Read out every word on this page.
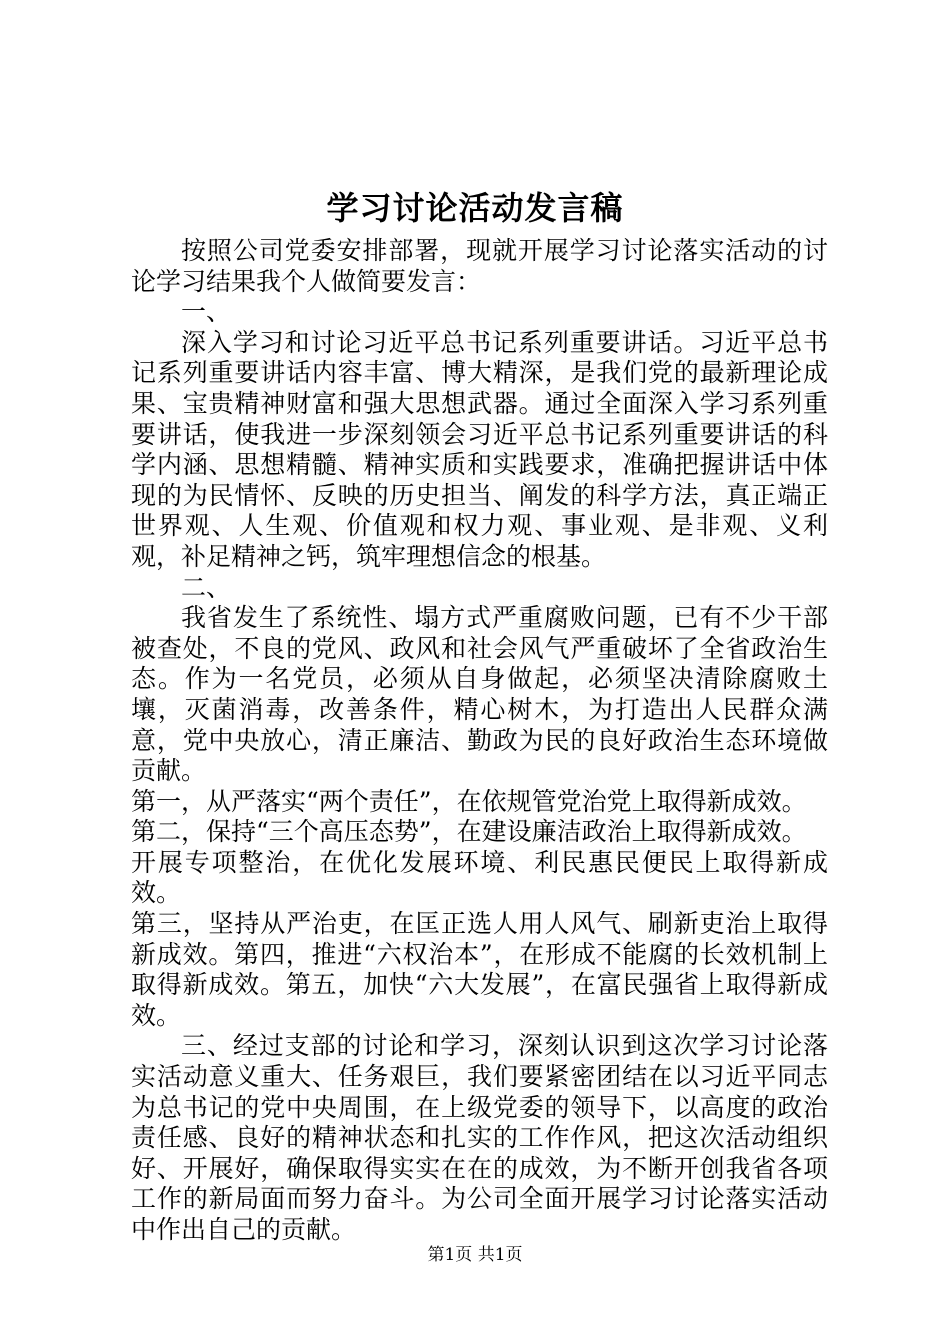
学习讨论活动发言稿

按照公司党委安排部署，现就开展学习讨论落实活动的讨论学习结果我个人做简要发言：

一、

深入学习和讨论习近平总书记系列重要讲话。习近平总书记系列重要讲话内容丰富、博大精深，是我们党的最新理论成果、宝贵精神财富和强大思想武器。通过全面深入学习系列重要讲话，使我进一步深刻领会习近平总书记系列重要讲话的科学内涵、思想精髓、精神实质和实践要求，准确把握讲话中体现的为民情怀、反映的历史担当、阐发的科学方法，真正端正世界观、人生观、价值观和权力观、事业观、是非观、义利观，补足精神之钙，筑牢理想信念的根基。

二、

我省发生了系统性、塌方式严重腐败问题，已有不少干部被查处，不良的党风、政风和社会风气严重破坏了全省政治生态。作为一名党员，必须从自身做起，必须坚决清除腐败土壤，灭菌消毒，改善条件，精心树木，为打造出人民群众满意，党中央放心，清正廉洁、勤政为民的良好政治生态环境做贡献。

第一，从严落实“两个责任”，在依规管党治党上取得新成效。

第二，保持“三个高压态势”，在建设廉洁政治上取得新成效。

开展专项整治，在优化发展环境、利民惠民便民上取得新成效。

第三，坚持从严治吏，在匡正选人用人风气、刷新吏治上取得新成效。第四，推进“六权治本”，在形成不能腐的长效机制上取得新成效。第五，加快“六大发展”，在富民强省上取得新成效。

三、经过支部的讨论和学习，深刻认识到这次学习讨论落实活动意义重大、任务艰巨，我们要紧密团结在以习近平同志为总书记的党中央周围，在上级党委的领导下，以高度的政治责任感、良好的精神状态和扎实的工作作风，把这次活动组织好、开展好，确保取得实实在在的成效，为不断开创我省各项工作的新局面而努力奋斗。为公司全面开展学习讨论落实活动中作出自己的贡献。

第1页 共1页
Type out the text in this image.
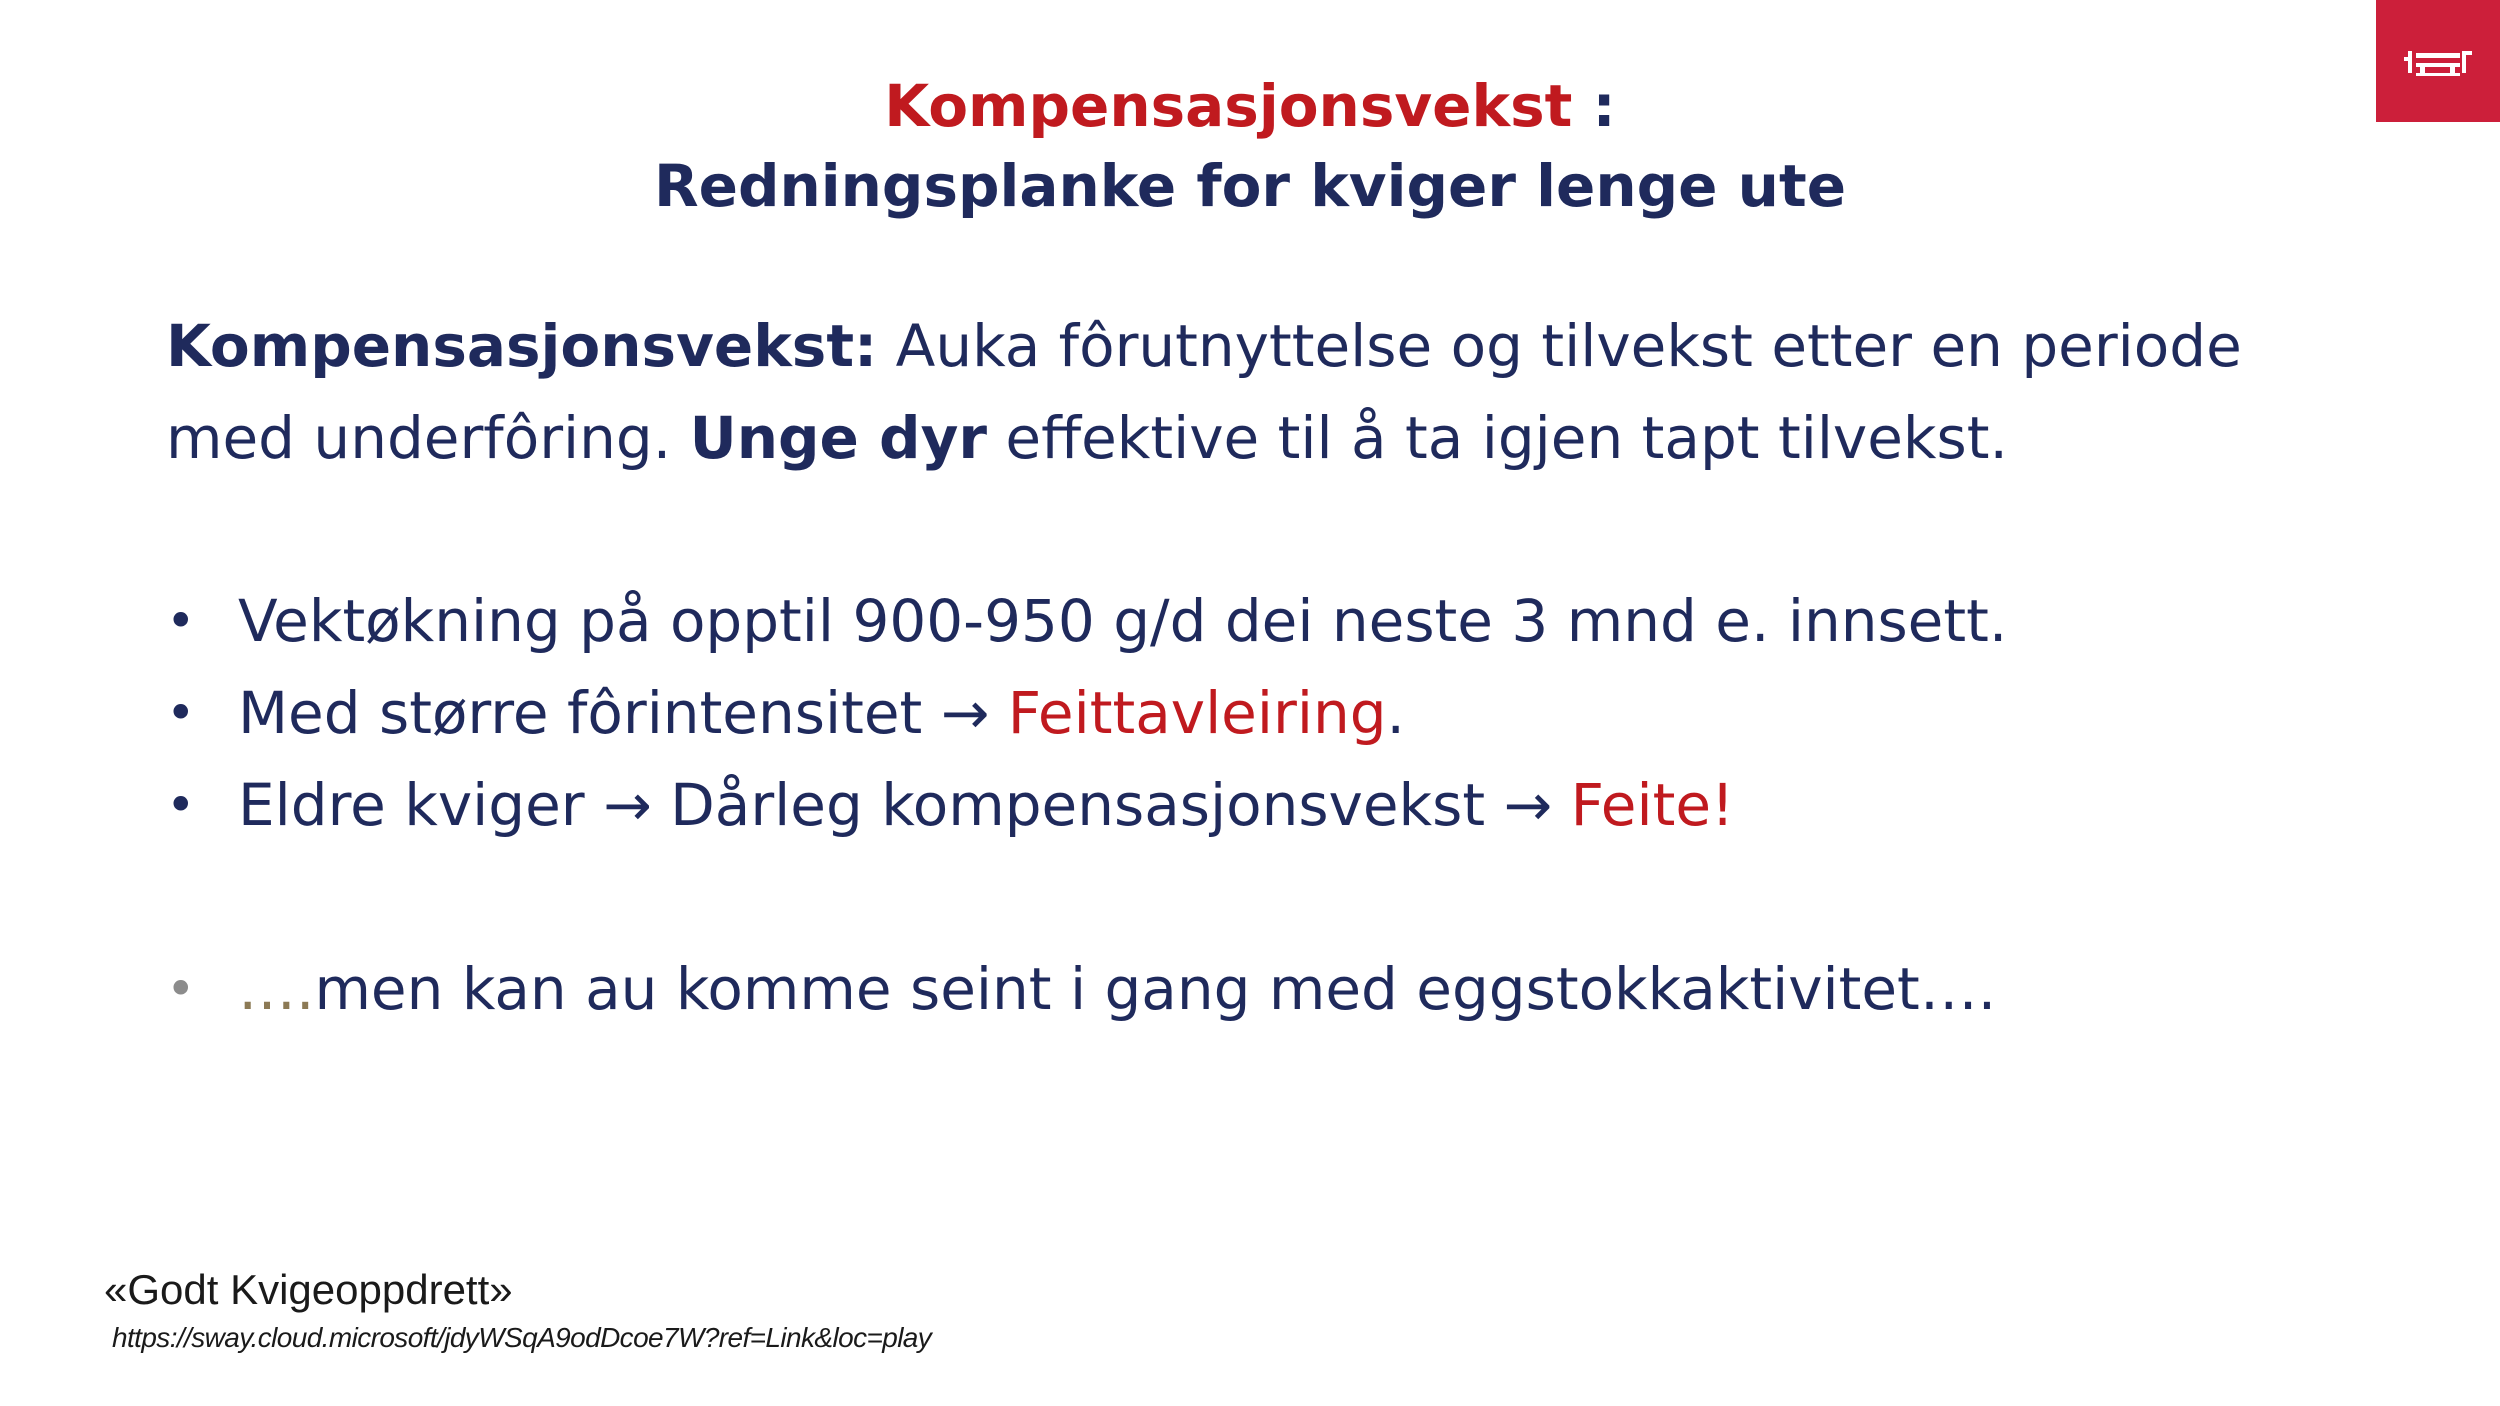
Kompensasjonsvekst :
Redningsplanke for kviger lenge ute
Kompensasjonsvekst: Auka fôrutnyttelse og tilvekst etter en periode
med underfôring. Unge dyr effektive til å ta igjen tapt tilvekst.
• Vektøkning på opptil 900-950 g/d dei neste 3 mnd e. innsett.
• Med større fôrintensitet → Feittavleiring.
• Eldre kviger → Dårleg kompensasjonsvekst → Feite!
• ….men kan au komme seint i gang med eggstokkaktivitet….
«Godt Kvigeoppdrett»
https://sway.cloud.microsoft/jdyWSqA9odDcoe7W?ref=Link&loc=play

************

__EXERCISE INSTRUCTIONS__:
Copy out the listing exactly as it stands, but not the pictures.

__ANSWER FOR THIS EXERCISE__:
Read out every word on this page.
学习讨论活动发言稿

按照公司党委安排部署，现就开展学习讨论落实活动的讨论学习结果我个人做简要发言：

一、

深入学习和讨论习近平总书记系列重要讲话。习近平总书记系列重要讲话内容丰富、博大精深，是我们党的最新理论成果、宝贵精神财富和强大思想武器。通过全面深入学习系列重要讲话，使我进一步深刻领会习近平总书记系列重要讲话的科学内涵、思想精髓、精神实质和实践要求，准确把握讲话中体现的为民情怀、反映的历史担当、阐发的科学方法，真正端正世界观、人生观、价值观和权力观、事业观、是非观、义利观，补足精神之钙，筑牢理想信念的根基。

二、

我省发生了系统性、塌方式严重腐败问题，已有不少干部被查处，不良的党风、政风和社会风气严重破坏了全省政治生态。作为一名党员，必须从自身做起，必须坚决清除腐败土壤，灭菌消毒，改善条件，精心树木，为打造出人民群众满意，党中央放心，清正廉洁、勤政为民的良好政治生态环境做贡献。

第一，从严落实“两个责任”，在依规管党治党上取得新成效。

第二，保持“三个高压态势”，在建设廉洁政治上取得新成效。

开展专项整治，在优化发展环境、利民惠民便民上取得新成效。

第三，坚持从严治吏，在匡正选人用人风气、刷新吏治上取得新成效。第四，推进“六权治本”，在形成不能腐的长效机制上取得新成效。第五，加快“六大发展”，在富民强省上取得新成效。

三、经过支部的讨论和学习，深刻认识到这次学习讨论落实活动意义重大、任务艰巨，我们要紧密团结在以习近平同志为总书记的党中央周围，在上级党委的领导下，以高度的政治责任感、良好的精神状态和扎实的工作作风，把这次活动组织好、开展好，确保取得实实在在的成效，为不断开创我省各项工作的新局面而努力奋斗。为公司全面开展学习讨论落实活动中作出自己的贡献。

第1页 共1页
Type out the text in this image.
Kompensasjonsvekst :
Redningsplanke for kviger lenge ute
Kompensasjonsvekst: Auka fôrutnyttelse og tilvekst etter en periode
med underfôring. Unge dyr effektive til å ta igjen tapt tilvekst.
• Vektøkning på opptil 900-950 g/d dei neste 3 mnd e. innsett.
• Med større fôrintensitet → Feittavleiring.
• Eldre kviger → Dårleg kompensasjonsvekst → Feite!
• ….men kan au komme seint i gang med eggstokkaktivitet….
«Godt Kvigeoppdrett»
https://sway.cloud.microsoft/jdyWSqA9odDcoe7W?ref=Link&loc=play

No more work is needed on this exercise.